**Your goal:**
Transcribe each line of the material as it is, and drop any picture.
-- begin Provided records --
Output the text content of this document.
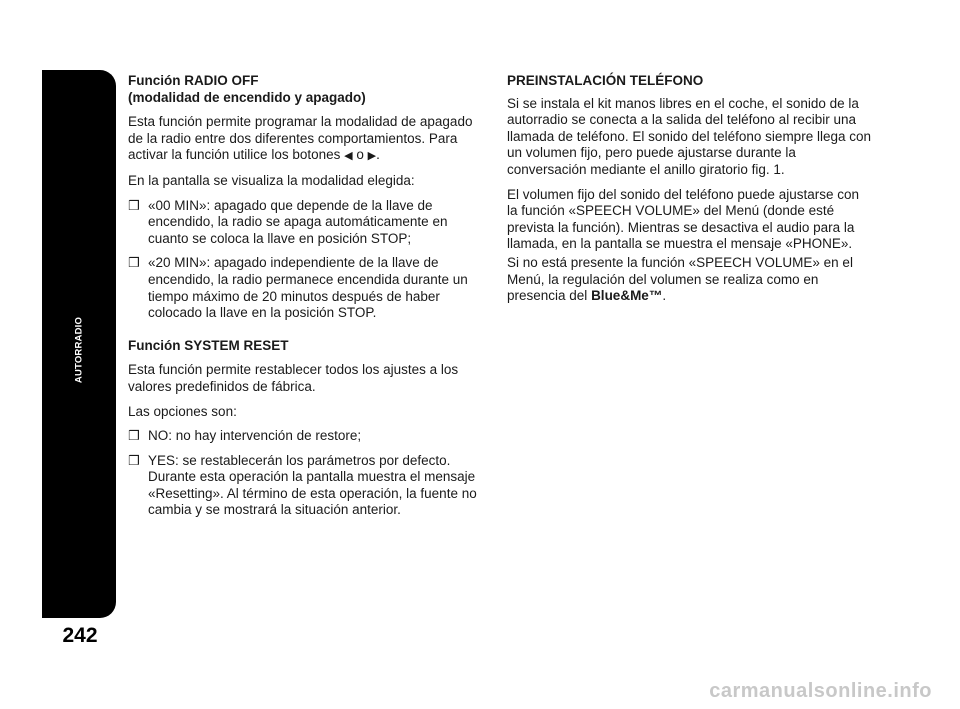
AUTORRADIO
242
Función RADIO OFF
(modalidad de encendido y apagado)

Esta función permite programar la modalidad de apagado de la radio entre dos diferentes comportamientos. Para activar la función utilice los botones ◀ o ▶.

En la pantalla se visualiza la modalidad elegida:

❒ «00 MIN»: apagado que depende de la llave de encendido, la radio se apaga automáticamente en cuanto se coloca la llave en posición STOP;
❒ «20 MIN»: apagado independiente de la llave de encendido, la radio permanece encendida durante un tiempo máximo de 20 minutos después de haber colocado la llave en la posición STOP.
Función SYSTEM RESET

Esta función permite restablecer todos los ajustes a los valores predefinidos de fábrica.

Las opciones son:

❒ NO: no hay intervención de restore;
❒ YES: se restablecerán los parámetros por defecto. Durante esta operación la pantalla muestra el mensaje «Resetting». Al término de esta operación, la fuente no cambia y se mostrará la situación anterior.
PREINSTALACIÓN TELÉFONO

Si se instala el kit manos libres en el coche, el sonido de la autorradio se conecta a la salida del teléfono al recibir una llamada de teléfono. El sonido del teléfono siempre llega con un volumen fijo, pero puede ajustarse durante la conversación mediante el anillo giratorio fig. 1.

El volumen fijo del sonido del teléfono puede ajustarse con la función «SPEECH VOLUME» del Menú (donde esté prevista la función). Mientras se desactiva el audio para la llamada, en la pantalla se muestra el mensaje «PHONE».

Si no está presente la función «SPEECH VOLUME» en el Menú, la regulación del volumen se realiza como en presencia del Blue&Me™.

carmanualsonline.info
-- end Provided records --
**Written solution:**
Output the text content of this document.
AUTORRADIO
242
Función RADIO OFF
(modalidad de encendido y apagado)

Esta función permite programar la modalidad de apagado de la radio entre dos diferentes comportamientos. Para activar la función utilice los botones ◀ o ▶.

En la pantalla se visualiza la modalidad elegida:

❒ «00 MIN»: apagado que depende de la llave de encendido, la radio se apaga automáticamente en cuanto se coloca la llave en posición STOP;
❒ «20 MIN»: apagado independiente de la llave de encendido, la radio permanece encendida durante un tiempo máximo de 20 minutos después de haber colocado la llave en la posición STOP.
Función SYSTEM RESET

Esta función permite restablecer todos los ajustes a los valores predefinidos de fábrica.

Las opciones son:

❒ NO: no hay intervención de restore;
❒ YES: se restablecerán los parámetros por defecto. Durante esta operación la pantalla muestra el mensaje «Resetting». Al término de esta operación, la fuente no cambia y se mostrará la situación anterior.
PREINSTALACIÓN TELÉFONO

Si se instala el kit manos libres en el coche, el sonido de la autorradio se conecta a la salida del teléfono al recibir una llamada de teléfono. El sonido del teléfono siempre llega con un volumen fijo, pero puede ajustarse durante la conversación mediante el anillo giratorio fig. 1.

El volumen fijo del sonido del teléfono puede ajustarse con la función «SPEECH VOLUME» del Menú (donde esté prevista la función). Mientras se desactiva el audio para la llamada, en la pantalla se muestra el mensaje «PHONE».

Si no está presente la función «SPEECH VOLUME» en el Menú, la regulación del volumen se realiza como en presencia del Blue&Me™.

carmanualsonline.info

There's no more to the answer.